**Material for this task**
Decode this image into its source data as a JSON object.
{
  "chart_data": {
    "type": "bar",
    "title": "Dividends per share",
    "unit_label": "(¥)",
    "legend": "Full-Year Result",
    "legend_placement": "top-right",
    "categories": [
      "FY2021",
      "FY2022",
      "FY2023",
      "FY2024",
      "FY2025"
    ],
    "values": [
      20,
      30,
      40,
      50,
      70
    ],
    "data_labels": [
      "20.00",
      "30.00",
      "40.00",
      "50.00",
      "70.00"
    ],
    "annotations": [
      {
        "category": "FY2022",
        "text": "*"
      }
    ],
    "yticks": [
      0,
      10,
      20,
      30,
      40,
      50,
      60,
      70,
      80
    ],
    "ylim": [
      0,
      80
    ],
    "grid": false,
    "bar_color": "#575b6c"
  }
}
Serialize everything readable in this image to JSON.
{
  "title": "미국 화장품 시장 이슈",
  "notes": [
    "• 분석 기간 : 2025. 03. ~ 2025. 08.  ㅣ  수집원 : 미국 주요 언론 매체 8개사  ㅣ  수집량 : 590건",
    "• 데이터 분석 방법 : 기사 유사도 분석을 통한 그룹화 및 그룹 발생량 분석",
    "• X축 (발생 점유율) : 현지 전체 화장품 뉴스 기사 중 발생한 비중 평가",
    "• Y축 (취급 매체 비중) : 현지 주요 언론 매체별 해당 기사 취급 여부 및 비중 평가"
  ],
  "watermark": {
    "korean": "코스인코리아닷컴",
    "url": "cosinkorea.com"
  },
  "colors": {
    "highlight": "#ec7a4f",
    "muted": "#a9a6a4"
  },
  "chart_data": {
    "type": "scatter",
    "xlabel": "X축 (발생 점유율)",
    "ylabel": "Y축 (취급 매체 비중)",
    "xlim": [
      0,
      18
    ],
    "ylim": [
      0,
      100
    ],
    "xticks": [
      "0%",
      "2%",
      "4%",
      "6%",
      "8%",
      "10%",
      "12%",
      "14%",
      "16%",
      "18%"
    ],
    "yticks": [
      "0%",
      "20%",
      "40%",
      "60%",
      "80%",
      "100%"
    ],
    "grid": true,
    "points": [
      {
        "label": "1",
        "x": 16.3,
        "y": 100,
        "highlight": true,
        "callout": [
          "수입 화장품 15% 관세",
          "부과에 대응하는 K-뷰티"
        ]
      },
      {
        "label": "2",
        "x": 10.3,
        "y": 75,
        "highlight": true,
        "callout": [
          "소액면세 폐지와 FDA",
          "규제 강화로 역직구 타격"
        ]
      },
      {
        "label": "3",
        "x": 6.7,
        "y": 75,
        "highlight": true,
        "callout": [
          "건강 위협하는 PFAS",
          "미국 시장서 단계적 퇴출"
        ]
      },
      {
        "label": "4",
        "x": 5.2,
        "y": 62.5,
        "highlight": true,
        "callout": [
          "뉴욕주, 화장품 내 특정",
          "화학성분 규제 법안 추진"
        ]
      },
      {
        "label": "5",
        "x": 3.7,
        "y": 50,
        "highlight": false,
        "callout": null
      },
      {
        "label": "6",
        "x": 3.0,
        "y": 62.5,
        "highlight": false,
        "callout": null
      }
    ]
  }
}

**Written exercise**
Set out the complete listing exactly as shown.

**Answer in full**
Decode this image into its source data as a JSON object.
{
  "chart_data": {
    "type": "bar",
    "title": "Dividends per share",
    "unit_label": "(¥)",
    "legend": "Full-Year Result",
    "legend_placement": "top-right",
    "categories": [
      "FY2021",
      "FY2022",
      "FY2023",
      "FY2024",
      "FY2025"
    ],
    "values": [
      20,
      30,
      40,
      50,
      70
    ],
    "data_labels": [
      "20.00",
      "30.00",
      "40.00",
      "50.00",
      "70.00"
    ],
    "annotations": [
      {
        "category": "FY2022",
        "text": "*"
      }
    ],
    "yticks": [
      0,
      10,
      20,
      30,
      40,
      50,
      60,
      70,
      80
    ],
    "ylim": [
      0,
      80
    ],
    "grid": false,
    "bar_color": "#575b6c"
  }
}
Serialize everything readable in this image to JSON.
{
  "title": "미국 화장품 시장 이슈",
  "notes": [
    "• 분석 기간 : 2025. 03. ~ 2025. 08.  ㅣ  수집원 : 미국 주요 언론 매체 8개사  ㅣ  수집량 : 590건",
    "• 데이터 분석 방법 : 기사 유사도 분석을 통한 그룹화 및 그룹 발생량 분석",
    "• X축 (발생 점유율) : 현지 전체 화장품 뉴스 기사 중 발생한 비중 평가",
    "• Y축 (취급 매체 비중) : 현지 주요 언론 매체별 해당 기사 취급 여부 및 비중 평가"
  ],
  "watermark": {
    "korean": "코스인코리아닷컴",
    "url": "cosinkorea.com"
  },
  "colors": {
    "highlight": "#ec7a4f",
    "muted": "#a9a6a4"
  },
  "chart_data": {
    "type": "scatter",
    "xlabel": "X축 (발생 점유율)",
    "ylabel": "Y축 (취급 매체 비중)",
    "xlim": [
      0,
      18
    ],
    "ylim": [
      0,
      100
    ],
    "xticks": [
      "0%",
      "2%",
      "4%",
      "6%",
      "8%",
      "10%",
      "12%",
      "14%",
      "16%",
      "18%"
    ],
    "yticks": [
      "0%",
      "20%",
      "40%",
      "60%",
      "80%",
      "100%"
    ],
    "grid": true,
    "points": [
      {
        "label": "1",
        "x": 16.3,
        "y": 100,
        "highlight": true,
        "callout": [
          "수입 화장품 15% 관세",
          "부과에 대응하는 K-뷰티"
        ]
      },
      {
        "label": "2",
        "x": 10.3,
        "y": 75,
        "highlight": true,
        "callout": [
          "소액면세 폐지와 FDA",
          "규제 강화로 역직구 타격"
        ]
      },
      {
        "label": "3",
        "x": 6.7,
        "y": 75,
        "highlight": true,
        "callout": [
          "건강 위협하는 PFAS",
          "미국 시장서 단계적 퇴출"
        ]
      },
      {
        "label": "4",
        "x": 5.2,
        "y": 62.5,
        "highlight": true,
        "callout": [
          "뉴욕주, 화장품 내 특정",
          "화학성분 규제 법안 추진"
        ]
      },
      {
        "label": "5",
        "x": 3.7,
        "y": 50,
        "highlight": false,
        "callout": null
      },
      {
        "label": "6",
        "x": 3.0,
        "y": 62.5,
        "highlight": false,
        "callout": null
      }
    ]
  }
}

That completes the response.